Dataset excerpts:

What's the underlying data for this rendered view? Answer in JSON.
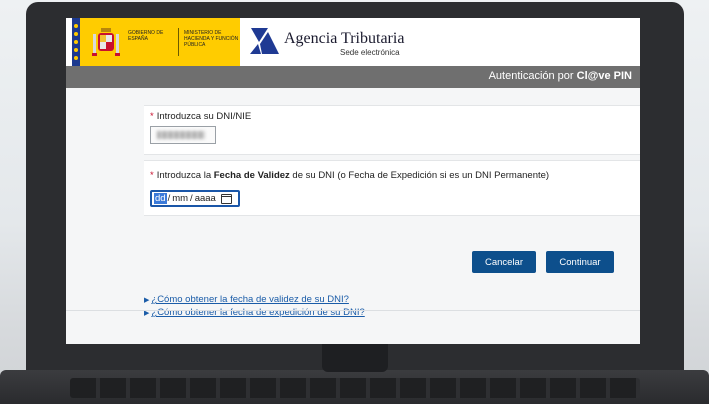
{
  "header": {
    "gov_name": "GOBIERNO DE ESPAÑA",
    "ministry_name": "MINISTERIO DE HACIENDA Y FUNCIÓN PÚBLICA",
    "agency_name": "Agencia Tributaria",
    "agency_sub": "Sede electrónica"
  },
  "auth_bar": {
    "prefix": "Autenticación por ",
    "brand": "Cl@ve PIN"
  },
  "form": {
    "dni_label": "Introduzca su DNI/NIE",
    "date_label_prefix": "Introduzca la ",
    "date_label_bold": "Fecha de Validez",
    "date_label_suffix": " de su DNI (o Fecha de Expedición si es un DNI Permanente)",
    "date_day": "dd",
    "date_month": "mm",
    "date_year": "aaaa",
    "date_sep": "/",
    "required_mark": "*"
  },
  "buttons": {
    "cancel": "Cancelar",
    "continue": "Continuar"
  },
  "links": [
    {
      "label": "¿Cómo obtener la fecha de validez de su DNI?"
    },
    {
      "label": "¿Cómo obtener la fecha de expedición de su DNI?"
    }
  ],
  "colors": {
    "brand_yellow": "#ffcc00",
    "primary_blue": "#0d4f8c",
    "link_blue": "#1a5ca8",
    "auth_bar_gray": "#6f6f6f"
  }
}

PROMPT:
Sift the material for lines with the string "obtener". Copy each one found.

THE REPLY:
      "label": "¿Cómo obtener la fecha de validez de su DNI?"
      "label": "¿Cómo obtener la fecha de expedición de su DNI?"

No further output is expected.